- GOAL -
Your task is to print every entry below exactly as given.

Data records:
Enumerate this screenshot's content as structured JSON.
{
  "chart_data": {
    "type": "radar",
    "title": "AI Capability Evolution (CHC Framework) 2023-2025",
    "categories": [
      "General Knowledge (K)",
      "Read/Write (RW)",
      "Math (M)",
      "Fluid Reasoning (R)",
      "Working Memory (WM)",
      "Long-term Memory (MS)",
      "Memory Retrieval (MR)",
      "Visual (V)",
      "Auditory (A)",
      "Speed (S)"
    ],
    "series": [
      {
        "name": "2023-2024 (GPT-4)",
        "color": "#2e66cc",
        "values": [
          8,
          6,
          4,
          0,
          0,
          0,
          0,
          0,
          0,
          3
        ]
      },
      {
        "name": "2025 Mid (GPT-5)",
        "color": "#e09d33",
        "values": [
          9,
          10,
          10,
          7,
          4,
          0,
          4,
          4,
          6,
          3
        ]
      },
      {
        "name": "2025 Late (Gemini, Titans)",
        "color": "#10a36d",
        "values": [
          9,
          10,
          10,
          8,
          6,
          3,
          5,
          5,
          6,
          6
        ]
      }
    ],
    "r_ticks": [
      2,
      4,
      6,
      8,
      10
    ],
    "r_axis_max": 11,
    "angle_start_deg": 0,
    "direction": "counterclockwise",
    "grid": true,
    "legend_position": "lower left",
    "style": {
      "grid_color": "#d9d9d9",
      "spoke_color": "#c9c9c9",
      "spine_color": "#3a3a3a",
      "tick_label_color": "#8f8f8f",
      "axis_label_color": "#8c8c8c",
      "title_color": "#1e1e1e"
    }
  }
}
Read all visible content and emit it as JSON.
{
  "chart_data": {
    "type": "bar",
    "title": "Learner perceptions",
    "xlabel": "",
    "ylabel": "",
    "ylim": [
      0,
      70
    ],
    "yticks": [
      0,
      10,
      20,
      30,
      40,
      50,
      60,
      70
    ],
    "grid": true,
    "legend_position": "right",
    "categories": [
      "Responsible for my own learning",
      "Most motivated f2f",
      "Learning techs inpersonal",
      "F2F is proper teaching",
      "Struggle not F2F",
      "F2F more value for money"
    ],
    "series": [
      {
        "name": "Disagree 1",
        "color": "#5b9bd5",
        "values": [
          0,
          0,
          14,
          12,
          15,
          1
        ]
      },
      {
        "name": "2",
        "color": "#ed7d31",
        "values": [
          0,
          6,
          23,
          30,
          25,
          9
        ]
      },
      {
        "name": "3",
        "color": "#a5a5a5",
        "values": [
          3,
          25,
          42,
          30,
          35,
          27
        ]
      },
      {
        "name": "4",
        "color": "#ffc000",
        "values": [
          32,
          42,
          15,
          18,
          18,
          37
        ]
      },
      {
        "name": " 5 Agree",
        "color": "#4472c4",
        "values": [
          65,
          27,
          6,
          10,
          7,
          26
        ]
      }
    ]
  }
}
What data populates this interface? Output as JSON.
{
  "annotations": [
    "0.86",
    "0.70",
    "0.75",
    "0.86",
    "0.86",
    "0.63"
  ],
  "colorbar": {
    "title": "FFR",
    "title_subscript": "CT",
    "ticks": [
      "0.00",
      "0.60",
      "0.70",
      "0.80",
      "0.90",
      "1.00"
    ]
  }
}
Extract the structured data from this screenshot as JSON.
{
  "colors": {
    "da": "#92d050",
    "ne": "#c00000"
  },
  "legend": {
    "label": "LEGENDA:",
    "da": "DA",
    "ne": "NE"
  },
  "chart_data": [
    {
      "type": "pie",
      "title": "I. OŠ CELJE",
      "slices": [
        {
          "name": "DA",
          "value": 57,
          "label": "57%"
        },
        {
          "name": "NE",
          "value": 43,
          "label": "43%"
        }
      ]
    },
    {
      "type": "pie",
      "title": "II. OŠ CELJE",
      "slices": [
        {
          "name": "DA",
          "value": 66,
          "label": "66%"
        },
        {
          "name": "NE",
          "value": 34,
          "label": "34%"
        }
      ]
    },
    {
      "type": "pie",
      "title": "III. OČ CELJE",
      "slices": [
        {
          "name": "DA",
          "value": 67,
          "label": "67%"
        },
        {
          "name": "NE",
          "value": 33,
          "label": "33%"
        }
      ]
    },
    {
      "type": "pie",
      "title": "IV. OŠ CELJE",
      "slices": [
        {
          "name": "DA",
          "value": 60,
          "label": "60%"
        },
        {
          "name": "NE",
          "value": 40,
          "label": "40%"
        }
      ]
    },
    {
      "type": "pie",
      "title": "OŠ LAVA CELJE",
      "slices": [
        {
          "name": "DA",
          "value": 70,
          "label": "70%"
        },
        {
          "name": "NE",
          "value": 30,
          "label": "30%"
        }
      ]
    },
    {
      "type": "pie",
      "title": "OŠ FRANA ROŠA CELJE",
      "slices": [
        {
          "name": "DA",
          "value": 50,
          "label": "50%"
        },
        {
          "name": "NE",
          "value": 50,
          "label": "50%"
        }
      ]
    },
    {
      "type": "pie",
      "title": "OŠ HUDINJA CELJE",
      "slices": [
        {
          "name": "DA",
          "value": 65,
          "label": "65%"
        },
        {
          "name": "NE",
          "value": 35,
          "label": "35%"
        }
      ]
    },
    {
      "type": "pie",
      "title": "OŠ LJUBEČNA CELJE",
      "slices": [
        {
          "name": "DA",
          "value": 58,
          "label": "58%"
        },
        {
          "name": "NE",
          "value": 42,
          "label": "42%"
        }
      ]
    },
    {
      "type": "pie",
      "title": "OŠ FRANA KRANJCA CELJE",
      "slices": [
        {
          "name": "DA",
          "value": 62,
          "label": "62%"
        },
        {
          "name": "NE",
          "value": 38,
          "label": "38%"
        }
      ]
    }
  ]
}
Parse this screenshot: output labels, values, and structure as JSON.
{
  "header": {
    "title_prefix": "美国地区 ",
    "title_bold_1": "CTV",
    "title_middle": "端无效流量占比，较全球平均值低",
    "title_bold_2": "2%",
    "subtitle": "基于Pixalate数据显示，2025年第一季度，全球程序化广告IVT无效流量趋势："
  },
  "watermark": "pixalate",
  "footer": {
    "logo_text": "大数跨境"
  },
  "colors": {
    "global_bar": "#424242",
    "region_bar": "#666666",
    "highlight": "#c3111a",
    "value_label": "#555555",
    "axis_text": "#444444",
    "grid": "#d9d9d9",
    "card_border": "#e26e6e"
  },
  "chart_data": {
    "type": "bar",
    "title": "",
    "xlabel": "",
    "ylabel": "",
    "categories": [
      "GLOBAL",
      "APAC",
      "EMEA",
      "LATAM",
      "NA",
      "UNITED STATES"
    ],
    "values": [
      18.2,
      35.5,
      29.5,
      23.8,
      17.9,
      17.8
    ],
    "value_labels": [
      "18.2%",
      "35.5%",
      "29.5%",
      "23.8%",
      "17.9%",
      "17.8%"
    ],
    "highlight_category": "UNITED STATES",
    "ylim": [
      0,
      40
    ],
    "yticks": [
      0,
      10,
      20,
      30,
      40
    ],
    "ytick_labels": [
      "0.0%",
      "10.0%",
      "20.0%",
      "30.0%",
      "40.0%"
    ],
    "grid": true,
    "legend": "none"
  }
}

- SOLUTION TO THIS PROBLEM -
Enumerate this screenshot's content as structured JSON.
{
  "chart_data": {
    "type": "radar",
    "title": "AI Capability Evolution (CHC Framework) 2023-2025",
    "categories": [
      "General Knowledge (K)",
      "Read/Write (RW)",
      "Math (M)",
      "Fluid Reasoning (R)",
      "Working Memory (WM)",
      "Long-term Memory (MS)",
      "Memory Retrieval (MR)",
      "Visual (V)",
      "Auditory (A)",
      "Speed (S)"
    ],
    "series": [
      {
        "name": "2023-2024 (GPT-4)",
        "color": "#2e66cc",
        "values": [
          8,
          6,
          4,
          0,
          0,
          0,
          0,
          0,
          0,
          3
        ]
      },
      {
        "name": "2025 Mid (GPT-5)",
        "color": "#e09d33",
        "values": [
          9,
          10,
          10,
          7,
          4,
          0,
          4,
          4,
          6,
          3
        ]
      },
      {
        "name": "2025 Late (Gemini, Titans)",
        "color": "#10a36d",
        "values": [
          9,
          10,
          10,
          8,
          6,
          3,
          5,
          5,
          6,
          6
        ]
      }
    ],
    "r_ticks": [
      2,
      4,
      6,
      8,
      10
    ],
    "r_axis_max": 11,
    "angle_start_deg": 0,
    "direction": "counterclockwise",
    "grid": true,
    "legend_position": "lower left",
    "style": {
      "grid_color": "#d9d9d9",
      "spoke_color": "#c9c9c9",
      "spine_color": "#3a3a3a",
      "tick_label_color": "#8f8f8f",
      "axis_label_color": "#8c8c8c",
      "title_color": "#1e1e1e"
    }
  }
}
Read all visible content and emit it as JSON.
{
  "chart_data": {
    "type": "bar",
    "title": "Learner perceptions",
    "xlabel": "",
    "ylabel": "",
    "ylim": [
      0,
      70
    ],
    "yticks": [
      0,
      10,
      20,
      30,
      40,
      50,
      60,
      70
    ],
    "grid": true,
    "legend_position": "right",
    "categories": [
      "Responsible for my own learning",
      "Most motivated f2f",
      "Learning techs inpersonal",
      "F2F is proper teaching",
      "Struggle not F2F",
      "F2F more value for money"
    ],
    "series": [
      {
        "name": "Disagree 1",
        "color": "#5b9bd5",
        "values": [
          0,
          0,
          14,
          12,
          15,
          1
        ]
      },
      {
        "name": "2",
        "color": "#ed7d31",
        "values": [
          0,
          6,
          23,
          30,
          25,
          9
        ]
      },
      {
        "name": "3",
        "color": "#a5a5a5",
        "values": [
          3,
          25,
          42,
          30,
          35,
          27
        ]
      },
      {
        "name": "4",
        "color": "#ffc000",
        "values": [
          32,
          42,
          15,
          18,
          18,
          37
        ]
      },
      {
        "name": " 5 Agree",
        "color": "#4472c4",
        "values": [
          65,
          27,
          6,
          10,
          7,
          26
        ]
      }
    ]
  }
}
What data populates this interface? Output as JSON.
{
  "annotations": [
    "0.86",
    "0.70",
    "0.75",
    "0.86",
    "0.86",
    "0.63"
  ],
  "colorbar": {
    "title": "FFR",
    "title_subscript": "CT",
    "ticks": [
      "0.00",
      "0.60",
      "0.70",
      "0.80",
      "0.90",
      "1.00"
    ]
  }
}
Extract the structured data from this screenshot as JSON.
{
  "colors": {
    "da": "#92d050",
    "ne": "#c00000"
  },
  "legend": {
    "label": "LEGENDA:",
    "da": "DA",
    "ne": "NE"
  },
  "chart_data": [
    {
      "type": "pie",
      "title": "I. OŠ CELJE",
      "slices": [
        {
          "name": "DA",
          "value": 57,
          "label": "57%"
        },
        {
          "name": "NE",
          "value": 43,
          "label": "43%"
        }
      ]
    },
    {
      "type": "pie",
      "title": "II. OŠ CELJE",
      "slices": [
        {
          "name": "DA",
          "value": 66,
          "label": "66%"
        },
        {
          "name": "NE",
          "value": 34,
          "label": "34%"
        }
      ]
    },
    {
      "type": "pie",
      "title": "III. OČ CELJE",
      "slices": [
        {
          "name": "DA",
          "value": 67,
          "label": "67%"
        },
        {
          "name": "NE",
          "value": 33,
          "label": "33%"
        }
      ]
    },
    {
      "type": "pie",
      "title": "IV. OŠ CELJE",
      "slices": [
        {
          "name": "DA",
          "value": 60,
          "label": "60%"
        },
        {
          "name": "NE",
          "value": 40,
          "label": "40%"
        }
      ]
    },
    {
      "type": "pie",
      "title": "OŠ LAVA CELJE",
      "slices": [
        {
          "name": "DA",
          "value": 70,
          "label": "70%"
        },
        {
          "name": "NE",
          "value": 30,
          "label": "30%"
        }
      ]
    },
    {
      "type": "pie",
      "title": "OŠ FRANA ROŠA CELJE",
      "slices": [
        {
          "name": "DA",
          "value": 50,
          "label": "50%"
        },
        {
          "name": "NE",
          "value": 50,
          "label": "50%"
        }
      ]
    },
    {
      "type": "pie",
      "title": "OŠ HUDINJA CELJE",
      "slices": [
        {
          "name": "DA",
          "value": 65,
          "label": "65%"
        },
        {
          "name": "NE",
          "value": 35,
          "label": "35%"
        }
      ]
    },
    {
      "type": "pie",
      "title": "OŠ LJUBEČNA CELJE",
      "slices": [
        {
          "name": "DA",
          "value": 58,
          "label": "58%"
        },
        {
          "name": "NE",
          "value": 42,
          "label": "42%"
        }
      ]
    },
    {
      "type": "pie",
      "title": "OŠ FRANA KRANJCA CELJE",
      "slices": [
        {
          "name": "DA",
          "value": 62,
          "label": "62%"
        },
        {
          "name": "NE",
          "value": 38,
          "label": "38%"
        }
      ]
    }
  ]
}
Parse this screenshot: output labels, values, and structure as JSON.
{
  "header": {
    "title_prefix": "美国地区 ",
    "title_bold_1": "CTV",
    "title_middle": "端无效流量占比，较全球平均值低",
    "title_bold_2": "2%",
    "subtitle": "基于Pixalate数据显示，2025年第一季度，全球程序化广告IVT无效流量趋势："
  },
  "watermark": "pixalate",
  "footer": {
    "logo_text": "大数跨境"
  },
  "colors": {
    "global_bar": "#424242",
    "region_bar": "#666666",
    "highlight": "#c3111a",
    "value_label": "#555555",
    "axis_text": "#444444",
    "grid": "#d9d9d9",
    "card_border": "#e26e6e"
  },
  "chart_data": {
    "type": "bar",
    "title": "",
    "xlabel": "",
    "ylabel": "",
    "categories": [
      "GLOBAL",
      "APAC",
      "EMEA",
      "LATAM",
      "NA",
      "UNITED STATES"
    ],
    "values": [
      18.2,
      35.5,
      29.5,
      23.8,
      17.9,
      17.8
    ],
    "value_labels": [
      "18.2%",
      "35.5%",
      "29.5%",
      "23.8%",
      "17.9%",
      "17.8%"
    ],
    "highlight_category": "UNITED STATES",
    "ylim": [
      0,
      40
    ],
    "yticks": [
      0,
      10,
      20,
      30,
      40
    ],
    "ytick_labels": [
      "0.0%",
      "10.0%",
      "20.0%",
      "30.0%",
      "40.0%"
    ],
    "grid": true,
    "legend": "none"
  }
}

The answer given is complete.